[Extracted records]

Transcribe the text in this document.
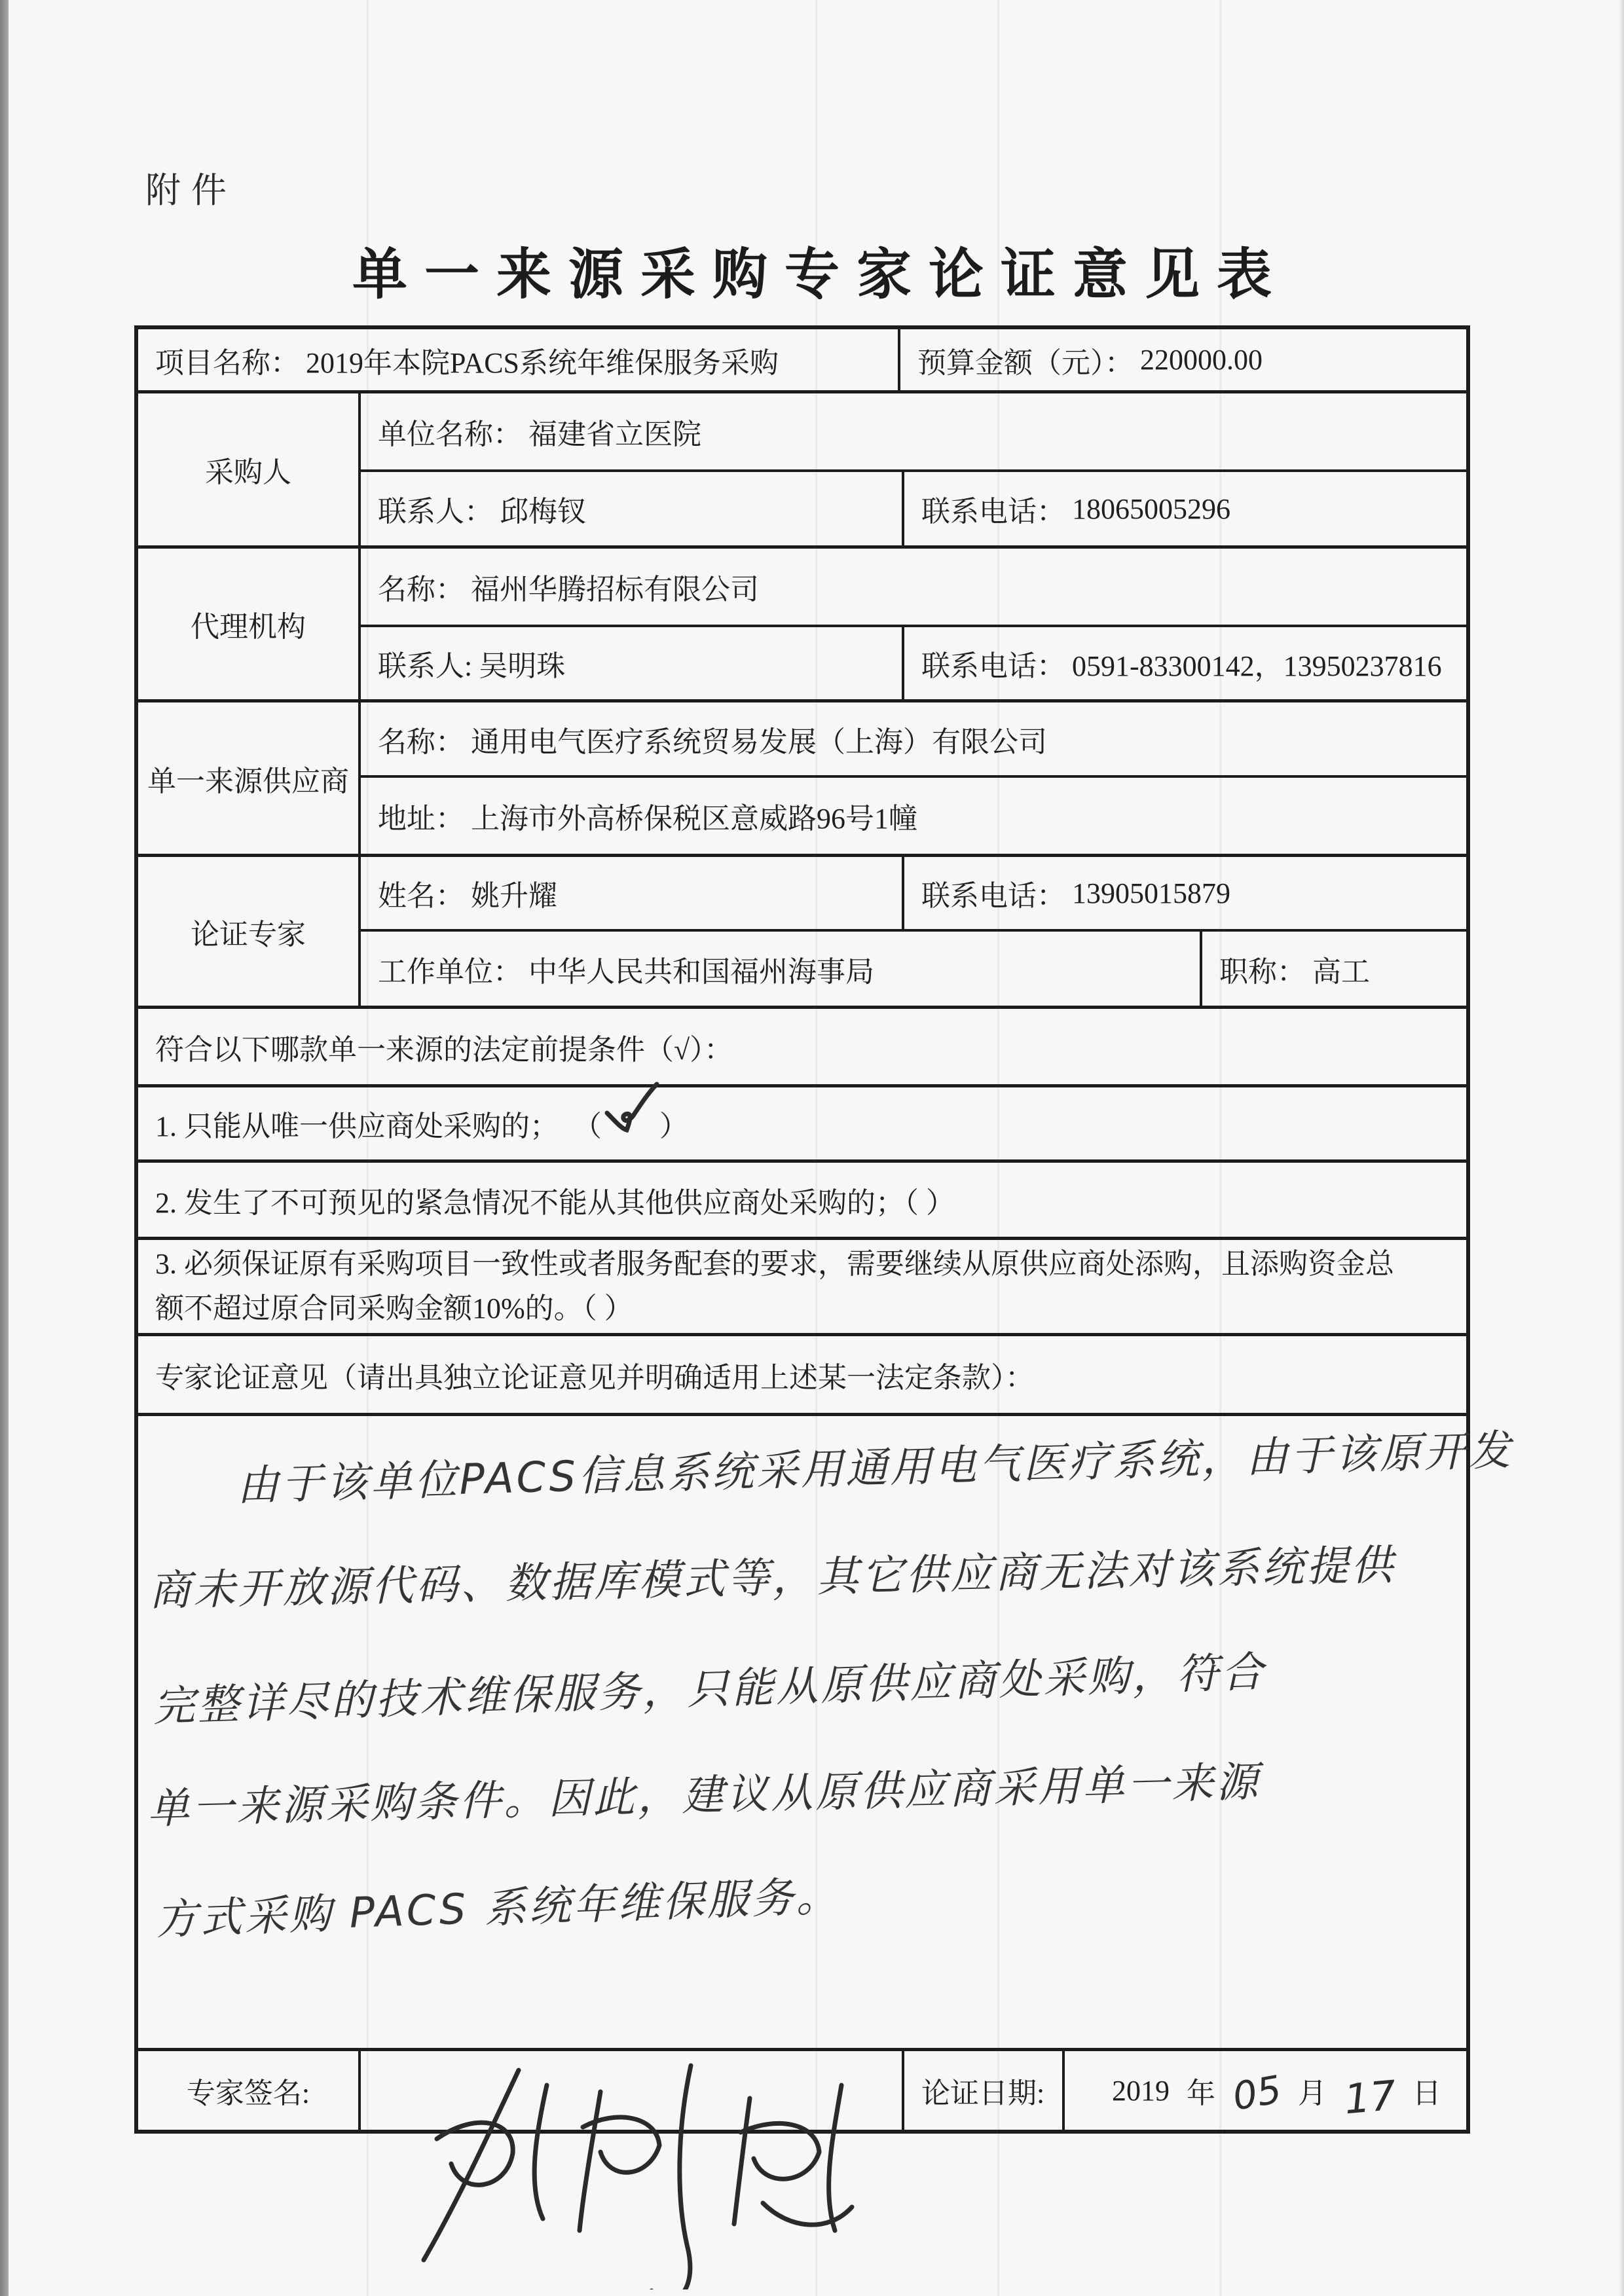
附件
单一来源采购专家论证意见表
项目名称： 2019年本院PACS系统年维保服务采购	预算金额（元）： 220000.00
采购人
单位名称： 福建省立医院
联系人： 邱梅钗	联系电话： 18065005296
代理机构
名称： 福州华腾招标有限公司
联系人: 吴明珠	联系电话： 0591-83300142，13950237816
单一来源供应商
名称： 通用电气医疗系统贸易发展（上海）有限公司
地址： 上海市外高桥保税区意威路96号1幢
论证专家
姓名： 姚升耀	联系电话： 13905015879
工作单位： 中华人民共和国福州海事局	职称： 高工
符合以下哪款单一来源的法定前提条件（√）：
1. 只能从唯一供应商处采购的； （ ）
2. 发生了不可预见的紧急情况不能从其他供应商处采购的；（ ）
3. 必须保证原有采购项目一致性或者服务配套的要求，需要继续从原供应商处添购，且添购资金总
额不超过原合同采购金额10%的。（ ）
专家论证意见（请出具独立论证意见并明确适用上述某一法定条款）：
由于该单位PACS信息系统采用通用电气医疗系统，由于该原开发
商未开放源代码、数据库模式等，其它供应商无法对该系统提供
完整详尽的技术维保服务，只能从原供应商处采购，符合
单一来源采购条件。因此，建议从原供应商采用单一来源
方式采购 PACS 系统年维保服务。
专家签名:	论证日期: 2019 年 05 月 17 日
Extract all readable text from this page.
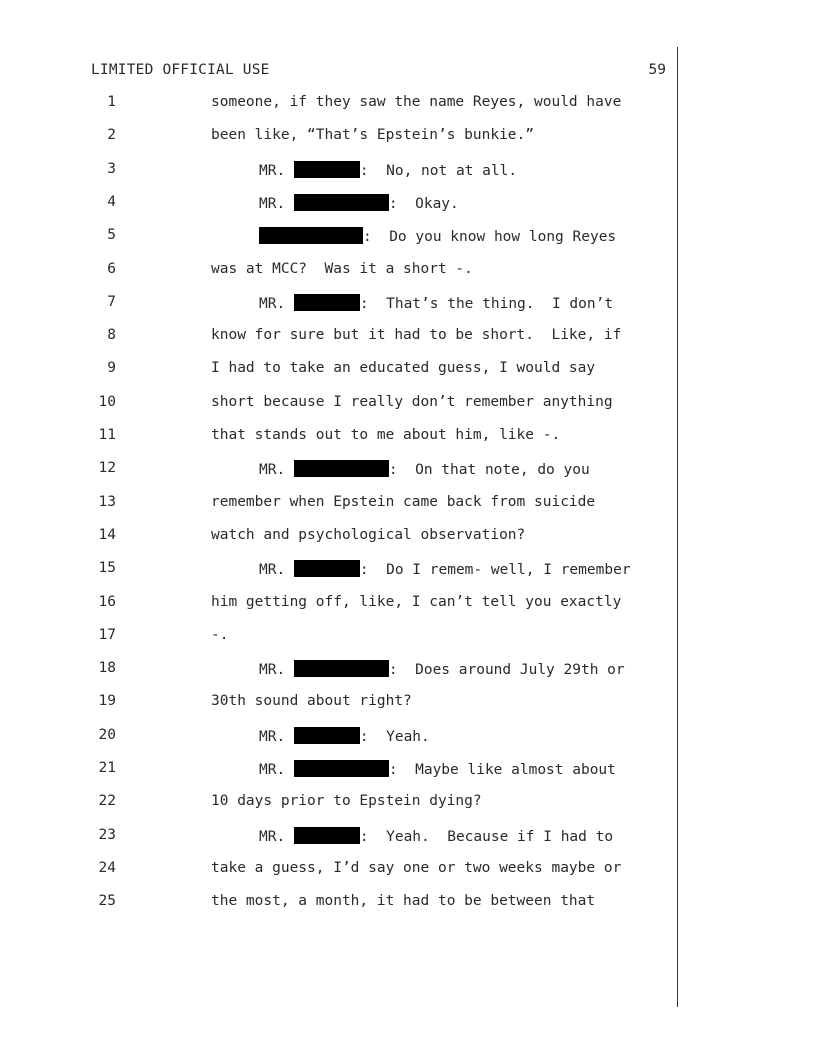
LIMITED OFFICIAL USE	59
1	someone, if they saw the name Reyes, would have
2	been like, “That’s Epstein’s bunkie.”
3	MR.	:  No, not at all.
4	MR.	:  Okay.
5	:  Do you know how long Reyes
6	was at MCC?  Was it a short -.
7	MR.	:  That’s the thing.  I don’t
8	know for sure but it had to be short.  Like, if
9	I had to take an educated guess, I would say
10	short because I really don’t remember anything
11	that stands out to me about him, like -.
12	MR.	:  On that note, do you
13	remember when Epstein came back from suicide
14	watch and psychological observation?
15	MR.	:  Do I remem- well, I remember
16	him getting off, like, I can’t tell you exactly
17	-.
18	MR.	:  Does around July 29th or
19	30th sound about right?
20	MR.	:  Yeah.
21	MR.	:  Maybe like almost about
22	10 days prior to Epstein dying?
23	MR.	:  Yeah.  Because if I had to
24	take a guess, I’d say one or two weeks maybe or
25	the most, a month, it had to be between that
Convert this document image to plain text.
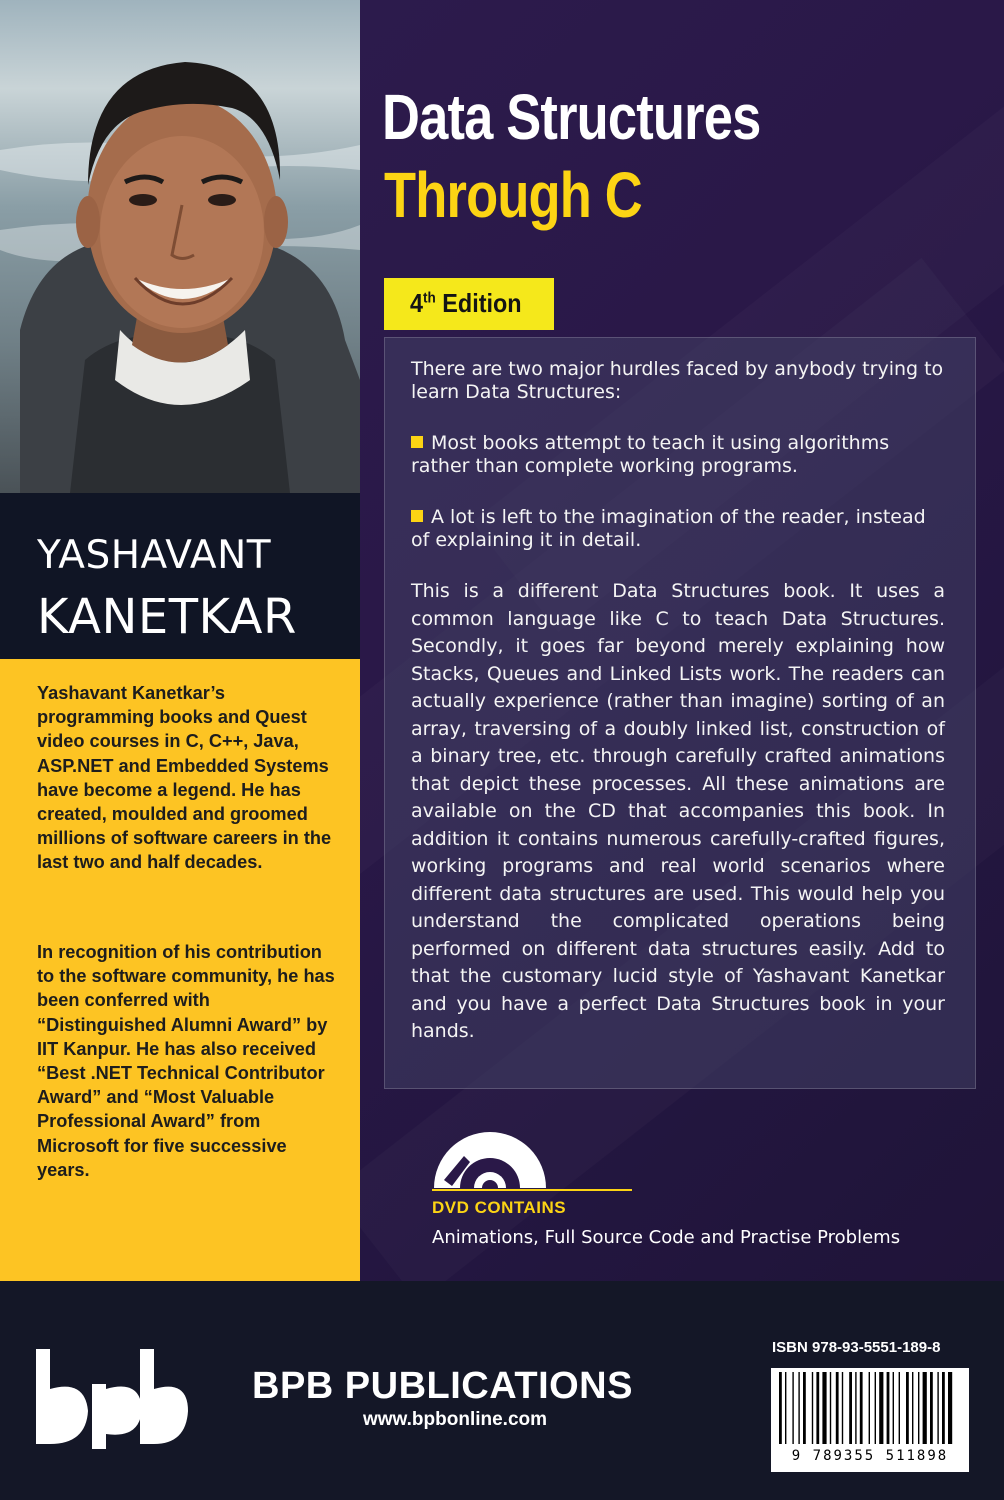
YASHAVANT
KANETKAR

Yashavant Kanetkar’s programming books and Quest video courses in C, C++, Java, ASP.NET and Embedded Systems have become a legend. He has created, moulded and groomed millions of software careers in the last two and half decades.

In recognition of his contribution to the software community, he has been conferred with “Distinguished Alumni Award” by IIT Kanpur. He has also received “Best .NET Technical Contributor Award” and “Most Valuable Professional Award” from Microsoft for five successive years.

Data Structures
Through C
4th Edition

There are two major hurdles faced by anybody trying to learn Data Structures:

Most books attempt to teach it using algorithms rather than complete working programs.

A lot is left to the imagination of the reader, instead of explaining it in detail.

This is a different Data Structures book. It uses a common language like C to teach Data Structures. Secondly, it goes far beyond merely explaining how Stacks, Queues and Linked Lists work. The readers can actually experience (rather than imagine) sorting of an array, traversing of a doubly linked list, construction of a binary tree, etc. through carefully crafted animations that depict these processes. All these animations are available on the CD that accompanies this book. In addition it contains numerous carefully-crafted figures, working programs and real world scenarios where different data structures are used. This would help you understand the complicated operations being performed on different data structures easily. Add to that the customary lucid style of Yashavant Kanetkar and you have a perfect Data Structures book in your hands.

DVD CONTAINS
Animations, Full Source Code and Practise Problems
BPB PUBLICATIONS
www.bpbonline.com
ISBN 978-93-5551-189-8
9 789355 511898
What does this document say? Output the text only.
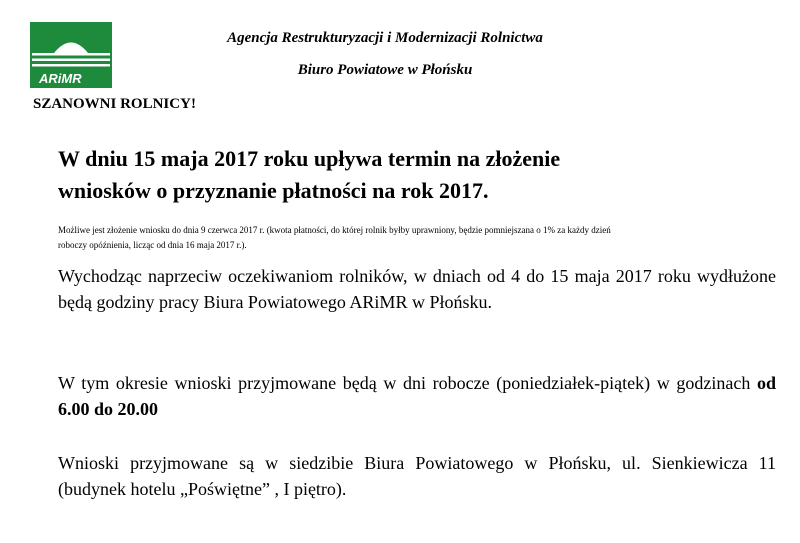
ARiMR
Agencja Restrukturyzacji i Modernizacji Rolnictwa
Biuro Powiatowe w Płońsku
SZANOWNI ROLNICY!
W dniu 15 maja 2017 roku upływa termin na złożenie
wniosków o przyznanie płatności na rok 2017.
Możliwe jest złożenie wniosku do dnia 9 czerwca 2017 r. (kwota płatności, do której rolnik byłby uprawniony, będzie pomniejszana o 1% za każdy dzień
roboczy opóźnienia, licząc od dnia 16 maja 2017 r.).
Wychodząc naprzeciw oczekiwaniom rolników, w dniach od 4 do 15 maja 2017 roku wydłużone będą godziny pracy Biura Powiatowego ARiMR w Płońsku.
W tym okresie wnioski przyjmowane będą w dni robocze (poniedziałek-piątek) w godzinach od 6.00 do 20.00
Wnioski przyjmowane są w siedzibie Biura Powiatowego w Płońsku, ul. Sienkiewicza 11 (budynek hotelu „Poświętne” , I piętro).
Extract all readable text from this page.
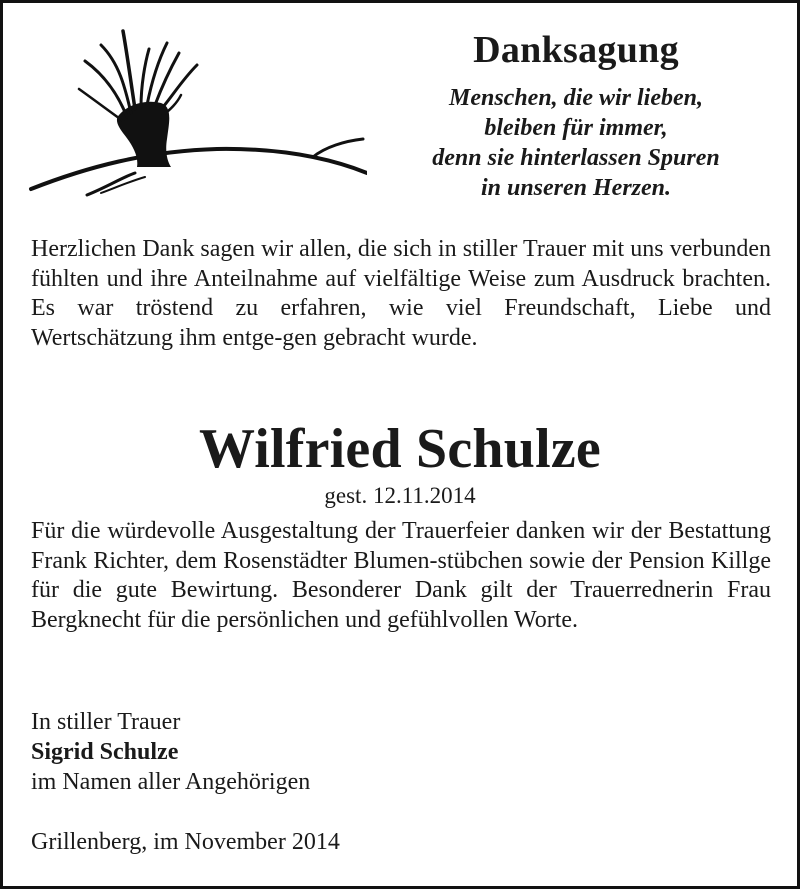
Danksagung
Menschen, die wir lieben,
bleiben für immer,
denn sie hinterlassen Spuren
in unseren Herzen.
Herzlichen Dank sagen wir allen, die sich in stiller Trauer mit uns verbunden fühlten und ihre Anteilnahme auf vielfältige Weise zum Ausdruck brachten. Es war tröstend zu erfahren, wie viel Freundschaft, Liebe und Wertschätzung ihm entge-gen gebracht wurde.
Wilfried Schulze
gest. 12.11.2014
Für die würdevolle Ausgestaltung der Trauerfeier danken wir der Bestattung Frank Richter, dem Rosenstädter Blumen-stübchen sowie der Pension Killge für die gute Bewirtung. Besonderer Dank gilt der Trauerrednerin Frau Bergknecht für die persönlichen und gefühlvollen Worte.
In stiller Trauer
Sigrid Schulze
im Namen aller Angehörigen
Grillenberg, im November 2014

**Your task:**
In the records above, find the line with "What does this" and copy from it through the last line exactly, without the pictures.

**Written reply:**
What does this document say? Output the text only.
ARiMR
Agencja Restrukturyzacji i Modernizacji Rolnictwa
Biuro Powiatowe w Płońsku
SZANOWNI ROLNICY!
W dniu 15 maja 2017 roku upływa termin na złożenie
wniosków o przyznanie płatności na rok 2017.
Możliwe jest złożenie wniosku do dnia 9 czerwca 2017 r. (kwota płatności, do której rolnik byłby uprawniony, będzie pomniejszana o 1% za każdy dzień
roboczy opóźnienia, licząc od dnia 16 maja 2017 r.).
Wychodząc naprzeciw oczekiwaniom rolników, w dniach od 4 do 15 maja 2017 roku wydłużone będą godziny pracy Biura Powiatowego ARiMR w Płońsku.
W tym okresie wnioski przyjmowane będą w dni robocze (poniedziałek-piątek) w godzinach od 6.00 do 20.00
Wnioski przyjmowane są w siedzibie Biura Powiatowego w Płońsku, ul. Sienkiewicza 11 (budynek hotelu „Poświętne” , I piętro).
Extract all readable text from this page.
Danksagung
Menschen, die wir lieben,
bleiben für immer,
denn sie hinterlassen Spuren
in unseren Herzen.
Herzlichen Dank sagen wir allen, die sich in stiller Trauer mit uns verbunden fühlten und ihre Anteilnahme auf vielfältige Weise zum Ausdruck brachten. Es war tröstend zu erfahren, wie viel Freundschaft, Liebe und Wertschätzung ihm entge-gen gebracht wurde.
Wilfried Schulze
gest. 12.11.2014
Für die würdevolle Ausgestaltung der Trauerfeier danken wir der Bestattung Frank Richter, dem Rosenstädter Blumen-stübchen sowie der Pension Killge für die gute Bewirtung. Besonderer Dank gilt der Trauerrednerin Frau Bergknecht für die persönlichen und gefühlvollen Worte.
In stiller Trauer
Sigrid Schulze
im Namen aller Angehörigen
Grillenberg, im November 2014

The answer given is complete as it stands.